Copy out all lines where "artist" appears.

════════════════

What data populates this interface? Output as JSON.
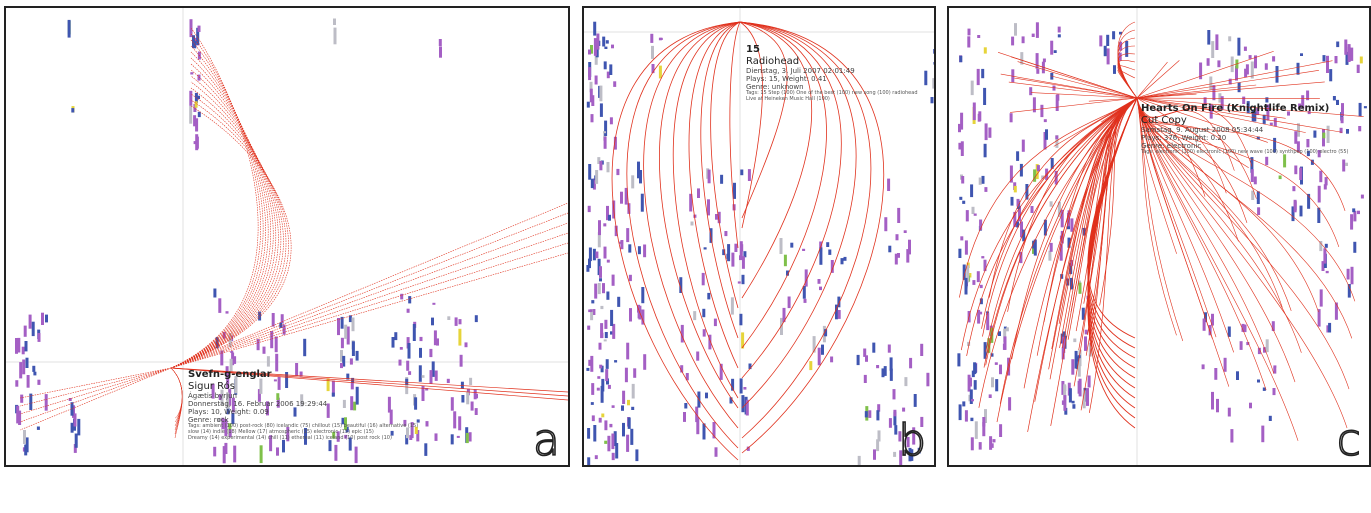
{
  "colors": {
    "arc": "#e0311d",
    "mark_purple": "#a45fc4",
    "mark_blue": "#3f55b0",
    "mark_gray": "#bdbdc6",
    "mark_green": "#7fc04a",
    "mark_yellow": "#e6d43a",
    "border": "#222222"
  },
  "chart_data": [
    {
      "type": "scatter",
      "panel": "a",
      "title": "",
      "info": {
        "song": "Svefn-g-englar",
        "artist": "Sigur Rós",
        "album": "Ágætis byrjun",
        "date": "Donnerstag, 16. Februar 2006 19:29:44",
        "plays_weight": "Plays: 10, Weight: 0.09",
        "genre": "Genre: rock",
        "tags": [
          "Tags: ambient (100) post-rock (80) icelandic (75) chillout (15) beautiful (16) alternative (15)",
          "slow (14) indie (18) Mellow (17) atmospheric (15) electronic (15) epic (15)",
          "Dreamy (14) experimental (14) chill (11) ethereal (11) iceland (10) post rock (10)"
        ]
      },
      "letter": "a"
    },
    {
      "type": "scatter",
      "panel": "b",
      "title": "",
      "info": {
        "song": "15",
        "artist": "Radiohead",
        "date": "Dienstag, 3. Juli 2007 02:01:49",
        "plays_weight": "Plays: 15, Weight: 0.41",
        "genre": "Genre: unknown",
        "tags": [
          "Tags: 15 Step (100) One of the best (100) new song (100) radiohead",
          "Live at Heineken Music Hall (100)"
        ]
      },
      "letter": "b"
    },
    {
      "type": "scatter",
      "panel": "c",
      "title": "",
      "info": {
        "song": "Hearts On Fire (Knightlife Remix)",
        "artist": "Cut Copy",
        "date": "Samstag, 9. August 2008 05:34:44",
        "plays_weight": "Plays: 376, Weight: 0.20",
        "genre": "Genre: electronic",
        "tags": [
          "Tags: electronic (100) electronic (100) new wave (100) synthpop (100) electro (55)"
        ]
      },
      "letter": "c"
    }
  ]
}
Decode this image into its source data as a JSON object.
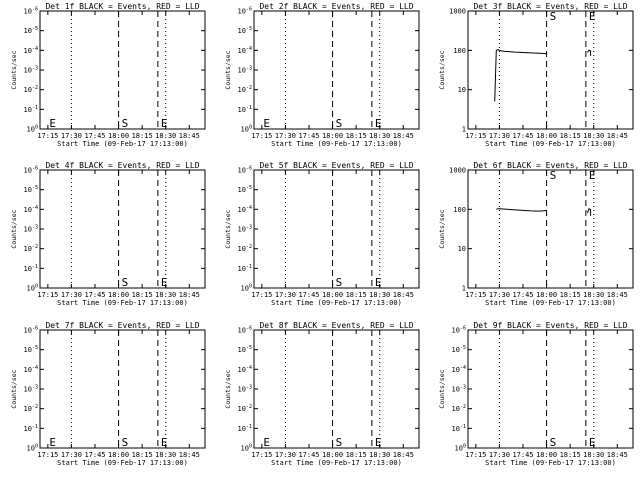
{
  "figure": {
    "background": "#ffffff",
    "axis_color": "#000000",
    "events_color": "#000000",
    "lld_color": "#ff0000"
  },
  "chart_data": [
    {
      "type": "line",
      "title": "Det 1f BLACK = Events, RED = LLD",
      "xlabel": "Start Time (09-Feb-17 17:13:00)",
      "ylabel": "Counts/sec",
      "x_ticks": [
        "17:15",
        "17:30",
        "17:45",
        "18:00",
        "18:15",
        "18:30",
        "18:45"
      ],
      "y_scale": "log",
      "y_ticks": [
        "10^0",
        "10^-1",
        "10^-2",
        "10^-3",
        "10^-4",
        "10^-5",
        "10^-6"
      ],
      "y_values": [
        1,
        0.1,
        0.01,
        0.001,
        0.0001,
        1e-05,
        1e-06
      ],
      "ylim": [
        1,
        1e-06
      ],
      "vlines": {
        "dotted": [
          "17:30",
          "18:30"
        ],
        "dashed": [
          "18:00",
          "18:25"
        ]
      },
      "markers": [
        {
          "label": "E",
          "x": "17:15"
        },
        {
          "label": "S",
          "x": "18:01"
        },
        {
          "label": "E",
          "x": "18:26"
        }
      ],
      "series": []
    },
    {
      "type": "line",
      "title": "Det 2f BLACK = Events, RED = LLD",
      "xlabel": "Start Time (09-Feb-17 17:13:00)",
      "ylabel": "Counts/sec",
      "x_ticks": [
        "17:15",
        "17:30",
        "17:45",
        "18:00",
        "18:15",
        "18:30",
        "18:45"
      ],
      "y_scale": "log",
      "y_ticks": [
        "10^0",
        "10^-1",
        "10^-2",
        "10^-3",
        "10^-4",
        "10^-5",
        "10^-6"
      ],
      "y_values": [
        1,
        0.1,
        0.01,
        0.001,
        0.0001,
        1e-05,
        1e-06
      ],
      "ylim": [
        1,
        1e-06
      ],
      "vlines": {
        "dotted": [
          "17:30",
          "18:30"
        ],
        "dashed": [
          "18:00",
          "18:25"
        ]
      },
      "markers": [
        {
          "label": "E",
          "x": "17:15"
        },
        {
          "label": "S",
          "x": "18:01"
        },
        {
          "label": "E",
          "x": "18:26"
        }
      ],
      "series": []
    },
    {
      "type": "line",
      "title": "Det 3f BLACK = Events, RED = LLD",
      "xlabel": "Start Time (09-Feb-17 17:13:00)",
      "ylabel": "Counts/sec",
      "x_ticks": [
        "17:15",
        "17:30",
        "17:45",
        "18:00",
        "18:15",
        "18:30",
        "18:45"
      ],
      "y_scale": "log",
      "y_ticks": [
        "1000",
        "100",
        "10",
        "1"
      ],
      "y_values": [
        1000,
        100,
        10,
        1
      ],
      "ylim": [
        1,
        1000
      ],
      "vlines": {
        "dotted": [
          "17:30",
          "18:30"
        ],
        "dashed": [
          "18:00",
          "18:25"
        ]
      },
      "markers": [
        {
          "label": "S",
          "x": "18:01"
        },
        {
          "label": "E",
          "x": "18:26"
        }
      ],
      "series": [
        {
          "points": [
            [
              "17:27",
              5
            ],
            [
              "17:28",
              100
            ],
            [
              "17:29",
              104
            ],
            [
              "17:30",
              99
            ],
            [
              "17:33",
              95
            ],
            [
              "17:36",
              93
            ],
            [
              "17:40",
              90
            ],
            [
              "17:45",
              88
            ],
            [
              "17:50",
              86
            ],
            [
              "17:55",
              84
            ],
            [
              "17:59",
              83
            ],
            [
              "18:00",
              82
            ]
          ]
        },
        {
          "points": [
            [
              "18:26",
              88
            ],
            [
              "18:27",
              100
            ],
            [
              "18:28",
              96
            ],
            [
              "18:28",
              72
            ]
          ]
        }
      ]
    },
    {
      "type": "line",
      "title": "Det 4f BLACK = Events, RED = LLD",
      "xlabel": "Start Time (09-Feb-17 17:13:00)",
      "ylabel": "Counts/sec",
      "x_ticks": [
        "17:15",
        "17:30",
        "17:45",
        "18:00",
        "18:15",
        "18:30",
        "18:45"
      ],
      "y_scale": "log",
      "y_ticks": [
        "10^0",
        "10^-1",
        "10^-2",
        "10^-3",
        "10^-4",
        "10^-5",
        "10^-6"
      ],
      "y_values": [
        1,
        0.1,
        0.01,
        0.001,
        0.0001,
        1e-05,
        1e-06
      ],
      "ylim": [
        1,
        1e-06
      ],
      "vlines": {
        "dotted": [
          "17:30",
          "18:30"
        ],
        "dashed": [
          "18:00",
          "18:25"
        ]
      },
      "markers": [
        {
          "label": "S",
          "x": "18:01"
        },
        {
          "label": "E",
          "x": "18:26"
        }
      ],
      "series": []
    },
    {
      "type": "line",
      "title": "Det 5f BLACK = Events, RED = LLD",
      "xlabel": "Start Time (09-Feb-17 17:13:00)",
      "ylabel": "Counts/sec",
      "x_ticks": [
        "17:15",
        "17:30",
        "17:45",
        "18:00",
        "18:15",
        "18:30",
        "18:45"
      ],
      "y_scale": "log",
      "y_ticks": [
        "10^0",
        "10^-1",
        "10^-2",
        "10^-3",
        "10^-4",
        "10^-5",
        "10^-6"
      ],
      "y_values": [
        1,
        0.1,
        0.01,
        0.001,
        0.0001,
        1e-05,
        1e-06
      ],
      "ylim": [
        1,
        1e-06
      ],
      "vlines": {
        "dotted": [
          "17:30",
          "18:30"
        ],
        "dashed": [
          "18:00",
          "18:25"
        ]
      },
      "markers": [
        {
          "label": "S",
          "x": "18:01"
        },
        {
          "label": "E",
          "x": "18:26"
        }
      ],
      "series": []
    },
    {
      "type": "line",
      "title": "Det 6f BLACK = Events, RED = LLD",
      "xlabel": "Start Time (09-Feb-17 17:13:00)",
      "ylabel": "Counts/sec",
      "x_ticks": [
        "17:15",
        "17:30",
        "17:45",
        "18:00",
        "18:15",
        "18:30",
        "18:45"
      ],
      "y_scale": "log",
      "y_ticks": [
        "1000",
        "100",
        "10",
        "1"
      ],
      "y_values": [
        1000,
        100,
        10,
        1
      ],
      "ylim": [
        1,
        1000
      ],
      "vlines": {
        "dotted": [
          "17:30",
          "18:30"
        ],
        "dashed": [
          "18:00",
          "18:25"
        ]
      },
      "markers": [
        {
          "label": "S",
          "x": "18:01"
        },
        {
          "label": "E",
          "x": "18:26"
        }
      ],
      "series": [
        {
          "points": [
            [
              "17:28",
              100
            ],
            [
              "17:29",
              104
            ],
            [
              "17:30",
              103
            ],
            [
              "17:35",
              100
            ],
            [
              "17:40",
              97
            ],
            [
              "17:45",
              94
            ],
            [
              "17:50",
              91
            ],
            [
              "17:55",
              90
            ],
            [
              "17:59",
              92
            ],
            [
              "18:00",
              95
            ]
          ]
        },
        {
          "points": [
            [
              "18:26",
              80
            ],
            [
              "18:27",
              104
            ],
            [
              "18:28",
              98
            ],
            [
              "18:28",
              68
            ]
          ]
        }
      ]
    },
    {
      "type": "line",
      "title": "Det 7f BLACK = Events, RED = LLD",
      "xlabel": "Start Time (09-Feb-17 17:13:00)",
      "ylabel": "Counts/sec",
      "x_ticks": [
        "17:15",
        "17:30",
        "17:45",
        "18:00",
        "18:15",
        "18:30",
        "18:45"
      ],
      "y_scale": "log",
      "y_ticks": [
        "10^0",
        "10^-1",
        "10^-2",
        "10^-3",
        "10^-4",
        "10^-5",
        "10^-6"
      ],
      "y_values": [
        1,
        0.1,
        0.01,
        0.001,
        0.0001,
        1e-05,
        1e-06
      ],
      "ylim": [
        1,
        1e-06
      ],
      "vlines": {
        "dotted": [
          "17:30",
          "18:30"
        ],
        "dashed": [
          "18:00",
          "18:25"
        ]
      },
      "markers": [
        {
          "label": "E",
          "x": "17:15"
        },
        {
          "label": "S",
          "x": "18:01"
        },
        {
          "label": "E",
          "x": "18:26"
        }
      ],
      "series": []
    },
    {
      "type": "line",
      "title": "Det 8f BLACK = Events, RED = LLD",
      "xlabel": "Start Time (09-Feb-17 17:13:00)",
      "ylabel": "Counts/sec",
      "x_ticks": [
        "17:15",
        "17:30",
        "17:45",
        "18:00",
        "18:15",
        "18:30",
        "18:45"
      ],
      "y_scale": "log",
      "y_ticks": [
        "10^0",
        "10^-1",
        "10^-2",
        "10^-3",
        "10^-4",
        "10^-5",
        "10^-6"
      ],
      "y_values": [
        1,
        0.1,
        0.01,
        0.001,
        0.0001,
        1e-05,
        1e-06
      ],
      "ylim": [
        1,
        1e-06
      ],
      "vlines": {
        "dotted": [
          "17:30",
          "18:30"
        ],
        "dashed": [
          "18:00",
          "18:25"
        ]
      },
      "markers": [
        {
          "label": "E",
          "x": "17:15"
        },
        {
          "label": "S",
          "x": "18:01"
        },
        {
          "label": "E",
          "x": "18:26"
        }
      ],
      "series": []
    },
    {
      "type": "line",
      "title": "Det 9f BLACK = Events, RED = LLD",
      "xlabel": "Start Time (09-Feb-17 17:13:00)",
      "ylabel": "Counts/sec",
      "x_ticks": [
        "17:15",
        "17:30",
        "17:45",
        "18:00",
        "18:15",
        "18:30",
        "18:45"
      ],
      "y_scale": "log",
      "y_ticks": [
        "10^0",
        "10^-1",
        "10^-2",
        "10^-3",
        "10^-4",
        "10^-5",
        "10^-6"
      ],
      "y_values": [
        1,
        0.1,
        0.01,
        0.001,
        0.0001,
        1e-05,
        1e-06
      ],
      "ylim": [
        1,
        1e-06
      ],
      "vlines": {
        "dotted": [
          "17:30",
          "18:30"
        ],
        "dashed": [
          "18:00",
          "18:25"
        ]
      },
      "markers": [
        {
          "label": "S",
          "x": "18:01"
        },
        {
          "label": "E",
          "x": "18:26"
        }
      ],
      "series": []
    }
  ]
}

════════════════

__Result for this task__.
        "artist": "Sigur Rós",
        "artist": "Radiohead",
        "artist": "Cut Copy",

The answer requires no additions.